Go through the records below line by line. Count the lines with "Windows" and give the count alone.

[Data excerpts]
+--
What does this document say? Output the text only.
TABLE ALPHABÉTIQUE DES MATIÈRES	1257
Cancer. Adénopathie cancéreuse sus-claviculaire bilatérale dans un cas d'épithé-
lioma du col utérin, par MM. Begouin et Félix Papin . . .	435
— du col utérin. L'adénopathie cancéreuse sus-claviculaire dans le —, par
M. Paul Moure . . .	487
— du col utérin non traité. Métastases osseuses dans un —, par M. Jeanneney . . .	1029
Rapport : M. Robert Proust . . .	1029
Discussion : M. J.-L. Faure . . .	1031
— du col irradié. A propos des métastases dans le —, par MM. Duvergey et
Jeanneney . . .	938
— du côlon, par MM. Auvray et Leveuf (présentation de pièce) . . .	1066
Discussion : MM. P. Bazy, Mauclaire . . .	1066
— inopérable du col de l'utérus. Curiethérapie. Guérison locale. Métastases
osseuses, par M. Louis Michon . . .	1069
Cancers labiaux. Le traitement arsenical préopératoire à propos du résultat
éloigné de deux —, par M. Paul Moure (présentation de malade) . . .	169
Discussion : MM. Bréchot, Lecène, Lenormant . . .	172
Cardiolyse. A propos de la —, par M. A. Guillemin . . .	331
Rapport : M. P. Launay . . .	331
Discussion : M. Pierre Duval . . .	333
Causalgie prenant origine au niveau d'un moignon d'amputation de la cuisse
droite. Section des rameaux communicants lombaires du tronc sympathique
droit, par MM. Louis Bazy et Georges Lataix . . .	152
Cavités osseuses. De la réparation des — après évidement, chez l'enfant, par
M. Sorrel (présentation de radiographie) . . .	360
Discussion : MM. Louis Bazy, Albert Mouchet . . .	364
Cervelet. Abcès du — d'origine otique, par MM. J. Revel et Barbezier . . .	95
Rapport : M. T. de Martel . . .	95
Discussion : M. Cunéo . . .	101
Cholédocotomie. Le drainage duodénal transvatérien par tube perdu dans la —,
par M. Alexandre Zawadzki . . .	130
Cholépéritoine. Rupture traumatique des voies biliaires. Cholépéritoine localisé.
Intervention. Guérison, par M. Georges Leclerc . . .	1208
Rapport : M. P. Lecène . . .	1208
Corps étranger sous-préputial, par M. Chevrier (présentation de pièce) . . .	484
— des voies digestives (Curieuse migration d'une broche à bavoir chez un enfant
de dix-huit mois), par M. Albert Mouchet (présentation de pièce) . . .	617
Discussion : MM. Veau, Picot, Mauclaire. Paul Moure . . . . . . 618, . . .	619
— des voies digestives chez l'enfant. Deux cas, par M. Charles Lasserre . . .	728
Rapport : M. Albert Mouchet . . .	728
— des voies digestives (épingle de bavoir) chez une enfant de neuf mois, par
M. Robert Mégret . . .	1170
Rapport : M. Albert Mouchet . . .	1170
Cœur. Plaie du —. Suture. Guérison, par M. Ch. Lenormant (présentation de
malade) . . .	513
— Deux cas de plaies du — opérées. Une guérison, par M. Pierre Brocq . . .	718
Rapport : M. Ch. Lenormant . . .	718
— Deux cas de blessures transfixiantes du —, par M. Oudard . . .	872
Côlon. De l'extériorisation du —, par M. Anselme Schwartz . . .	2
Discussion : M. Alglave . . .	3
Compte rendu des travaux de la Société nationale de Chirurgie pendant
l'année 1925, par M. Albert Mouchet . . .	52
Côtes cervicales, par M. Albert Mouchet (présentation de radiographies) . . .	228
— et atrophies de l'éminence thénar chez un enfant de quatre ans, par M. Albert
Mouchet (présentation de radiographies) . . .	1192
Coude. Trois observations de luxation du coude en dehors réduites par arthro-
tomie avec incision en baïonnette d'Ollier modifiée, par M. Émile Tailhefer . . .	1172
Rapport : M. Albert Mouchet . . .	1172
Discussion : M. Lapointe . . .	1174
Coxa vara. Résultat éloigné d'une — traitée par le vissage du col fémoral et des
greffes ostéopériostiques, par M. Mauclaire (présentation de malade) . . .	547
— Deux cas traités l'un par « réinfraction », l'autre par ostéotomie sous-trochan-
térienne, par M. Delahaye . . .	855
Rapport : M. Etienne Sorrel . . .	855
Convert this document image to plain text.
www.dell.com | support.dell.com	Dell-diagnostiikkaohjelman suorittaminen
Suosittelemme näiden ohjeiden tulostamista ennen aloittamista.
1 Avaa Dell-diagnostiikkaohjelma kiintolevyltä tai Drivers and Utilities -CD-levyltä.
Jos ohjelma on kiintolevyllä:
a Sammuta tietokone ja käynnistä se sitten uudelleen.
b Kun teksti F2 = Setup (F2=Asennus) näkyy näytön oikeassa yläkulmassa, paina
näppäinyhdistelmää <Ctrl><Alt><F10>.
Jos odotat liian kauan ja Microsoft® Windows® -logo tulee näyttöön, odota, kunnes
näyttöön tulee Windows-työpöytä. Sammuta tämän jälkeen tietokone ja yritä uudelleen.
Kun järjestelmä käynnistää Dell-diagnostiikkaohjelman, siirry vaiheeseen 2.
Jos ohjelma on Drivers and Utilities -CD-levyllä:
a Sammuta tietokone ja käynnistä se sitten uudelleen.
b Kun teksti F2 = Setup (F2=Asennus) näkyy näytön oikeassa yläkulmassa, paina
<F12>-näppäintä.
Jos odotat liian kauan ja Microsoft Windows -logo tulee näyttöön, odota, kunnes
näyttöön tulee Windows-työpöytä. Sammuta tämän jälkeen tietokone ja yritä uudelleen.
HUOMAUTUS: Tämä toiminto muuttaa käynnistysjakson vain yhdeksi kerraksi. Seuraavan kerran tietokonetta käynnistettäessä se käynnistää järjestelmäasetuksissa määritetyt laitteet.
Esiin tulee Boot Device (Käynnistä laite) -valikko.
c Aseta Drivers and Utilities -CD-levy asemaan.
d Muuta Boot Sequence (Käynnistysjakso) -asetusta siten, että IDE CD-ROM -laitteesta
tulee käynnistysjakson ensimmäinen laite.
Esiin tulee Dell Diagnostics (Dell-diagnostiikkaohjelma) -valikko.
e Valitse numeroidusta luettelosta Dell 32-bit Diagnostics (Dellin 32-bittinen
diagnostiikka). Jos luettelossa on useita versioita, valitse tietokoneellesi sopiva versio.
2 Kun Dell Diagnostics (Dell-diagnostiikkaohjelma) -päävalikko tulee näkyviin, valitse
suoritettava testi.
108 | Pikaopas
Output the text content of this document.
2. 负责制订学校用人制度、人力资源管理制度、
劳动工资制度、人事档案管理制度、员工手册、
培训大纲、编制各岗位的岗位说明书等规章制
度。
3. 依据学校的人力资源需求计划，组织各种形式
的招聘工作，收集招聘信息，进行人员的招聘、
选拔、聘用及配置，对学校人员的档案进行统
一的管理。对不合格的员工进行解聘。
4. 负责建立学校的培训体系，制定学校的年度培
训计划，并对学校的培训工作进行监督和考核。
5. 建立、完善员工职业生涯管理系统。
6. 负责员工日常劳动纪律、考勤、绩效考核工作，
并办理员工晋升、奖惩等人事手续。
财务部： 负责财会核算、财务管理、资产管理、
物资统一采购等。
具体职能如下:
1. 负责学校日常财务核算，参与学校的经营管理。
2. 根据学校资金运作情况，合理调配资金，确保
+--
## Written reply:
4